- _GOAL_
Copy all lines below containing "Dance".

-- START OF RECORDS FOR THE TASK --

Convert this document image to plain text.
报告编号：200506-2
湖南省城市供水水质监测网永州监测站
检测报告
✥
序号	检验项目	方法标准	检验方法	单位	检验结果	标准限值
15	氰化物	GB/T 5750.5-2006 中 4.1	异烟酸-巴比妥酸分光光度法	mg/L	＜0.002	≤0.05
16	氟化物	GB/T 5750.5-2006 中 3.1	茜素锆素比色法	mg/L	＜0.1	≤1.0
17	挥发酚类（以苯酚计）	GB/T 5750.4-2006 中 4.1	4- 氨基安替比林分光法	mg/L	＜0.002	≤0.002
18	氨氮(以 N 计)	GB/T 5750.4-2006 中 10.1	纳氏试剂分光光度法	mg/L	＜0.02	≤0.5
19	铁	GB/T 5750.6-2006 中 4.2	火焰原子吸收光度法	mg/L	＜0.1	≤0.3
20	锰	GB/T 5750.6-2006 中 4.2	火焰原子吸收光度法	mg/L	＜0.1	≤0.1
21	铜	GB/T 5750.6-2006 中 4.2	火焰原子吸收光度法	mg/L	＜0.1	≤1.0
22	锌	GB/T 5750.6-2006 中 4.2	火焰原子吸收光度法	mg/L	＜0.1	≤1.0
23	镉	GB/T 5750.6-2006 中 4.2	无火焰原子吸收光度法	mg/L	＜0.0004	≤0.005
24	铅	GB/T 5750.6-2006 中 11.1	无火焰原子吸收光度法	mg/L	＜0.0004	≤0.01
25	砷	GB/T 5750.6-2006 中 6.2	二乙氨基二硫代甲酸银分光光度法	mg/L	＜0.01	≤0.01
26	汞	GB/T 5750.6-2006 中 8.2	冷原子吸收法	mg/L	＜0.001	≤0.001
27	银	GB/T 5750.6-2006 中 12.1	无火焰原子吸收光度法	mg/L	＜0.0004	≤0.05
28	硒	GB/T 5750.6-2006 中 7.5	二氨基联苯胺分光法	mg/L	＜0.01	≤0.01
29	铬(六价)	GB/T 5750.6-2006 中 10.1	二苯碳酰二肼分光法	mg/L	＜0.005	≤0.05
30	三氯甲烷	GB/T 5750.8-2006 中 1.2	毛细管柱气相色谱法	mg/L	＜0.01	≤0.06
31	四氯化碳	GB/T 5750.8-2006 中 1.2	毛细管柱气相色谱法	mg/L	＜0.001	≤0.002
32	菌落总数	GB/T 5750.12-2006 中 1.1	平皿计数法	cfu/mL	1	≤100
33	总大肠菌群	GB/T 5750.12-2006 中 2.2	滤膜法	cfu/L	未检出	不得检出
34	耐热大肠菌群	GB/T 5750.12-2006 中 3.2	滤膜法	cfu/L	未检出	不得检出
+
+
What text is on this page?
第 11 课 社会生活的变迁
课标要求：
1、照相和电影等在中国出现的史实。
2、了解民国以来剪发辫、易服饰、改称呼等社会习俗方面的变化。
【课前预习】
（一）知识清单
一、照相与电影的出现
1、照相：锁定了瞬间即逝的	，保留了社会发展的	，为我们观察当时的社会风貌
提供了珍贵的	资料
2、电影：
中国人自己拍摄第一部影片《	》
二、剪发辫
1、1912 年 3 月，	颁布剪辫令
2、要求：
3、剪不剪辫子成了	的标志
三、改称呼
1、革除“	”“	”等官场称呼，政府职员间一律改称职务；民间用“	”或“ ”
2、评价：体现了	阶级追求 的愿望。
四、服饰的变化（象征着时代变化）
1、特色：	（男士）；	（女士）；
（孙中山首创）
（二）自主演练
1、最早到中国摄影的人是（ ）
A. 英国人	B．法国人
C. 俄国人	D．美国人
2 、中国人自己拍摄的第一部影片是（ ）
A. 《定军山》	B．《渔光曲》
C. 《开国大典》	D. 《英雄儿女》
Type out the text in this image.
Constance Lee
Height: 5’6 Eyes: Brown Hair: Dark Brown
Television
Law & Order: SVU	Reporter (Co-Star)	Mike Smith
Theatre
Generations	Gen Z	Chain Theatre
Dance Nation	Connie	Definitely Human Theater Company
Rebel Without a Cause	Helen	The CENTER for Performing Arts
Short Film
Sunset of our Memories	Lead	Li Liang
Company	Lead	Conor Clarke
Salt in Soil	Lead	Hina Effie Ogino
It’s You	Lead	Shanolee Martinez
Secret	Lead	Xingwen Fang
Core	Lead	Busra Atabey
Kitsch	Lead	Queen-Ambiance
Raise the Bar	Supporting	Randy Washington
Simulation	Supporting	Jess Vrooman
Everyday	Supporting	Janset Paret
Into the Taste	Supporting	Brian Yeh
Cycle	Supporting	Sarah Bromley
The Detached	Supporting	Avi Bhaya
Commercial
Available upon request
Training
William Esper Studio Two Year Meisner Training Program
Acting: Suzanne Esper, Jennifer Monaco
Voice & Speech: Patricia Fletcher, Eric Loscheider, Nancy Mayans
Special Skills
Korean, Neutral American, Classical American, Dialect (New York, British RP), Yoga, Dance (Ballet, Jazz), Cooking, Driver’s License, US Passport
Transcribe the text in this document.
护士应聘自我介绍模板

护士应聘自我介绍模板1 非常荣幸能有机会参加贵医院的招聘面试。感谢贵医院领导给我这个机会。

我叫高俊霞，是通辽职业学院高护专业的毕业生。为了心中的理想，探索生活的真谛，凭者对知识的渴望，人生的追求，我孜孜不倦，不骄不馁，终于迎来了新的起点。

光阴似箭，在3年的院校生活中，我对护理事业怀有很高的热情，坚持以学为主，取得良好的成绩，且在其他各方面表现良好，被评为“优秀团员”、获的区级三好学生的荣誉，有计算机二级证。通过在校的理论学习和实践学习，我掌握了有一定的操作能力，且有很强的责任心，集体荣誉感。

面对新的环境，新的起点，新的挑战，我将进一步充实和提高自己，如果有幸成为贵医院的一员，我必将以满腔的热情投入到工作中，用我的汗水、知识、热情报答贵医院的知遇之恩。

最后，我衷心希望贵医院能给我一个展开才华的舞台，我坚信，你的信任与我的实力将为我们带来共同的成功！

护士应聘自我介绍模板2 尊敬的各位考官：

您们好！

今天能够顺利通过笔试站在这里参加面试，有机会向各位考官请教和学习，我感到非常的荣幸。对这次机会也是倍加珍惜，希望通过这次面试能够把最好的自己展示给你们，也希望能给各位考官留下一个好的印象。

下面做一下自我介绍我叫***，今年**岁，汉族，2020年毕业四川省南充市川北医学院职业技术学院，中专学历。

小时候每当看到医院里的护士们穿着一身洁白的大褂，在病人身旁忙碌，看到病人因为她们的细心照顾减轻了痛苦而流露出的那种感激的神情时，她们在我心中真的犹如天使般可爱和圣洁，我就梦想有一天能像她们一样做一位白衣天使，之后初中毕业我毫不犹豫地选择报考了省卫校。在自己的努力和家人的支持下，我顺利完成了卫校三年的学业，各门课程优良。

-- END OF RECORDS FOR THE TASK --

- _TASK RESPONSE_
Dance Nation	Connie	Definitely Human Theater Company
Korean, Neutral American, Classical American, Dialect (New York, British RP), Yoga, Dance (Ballet, Jazz), Cooking, Driver’s License, US Passport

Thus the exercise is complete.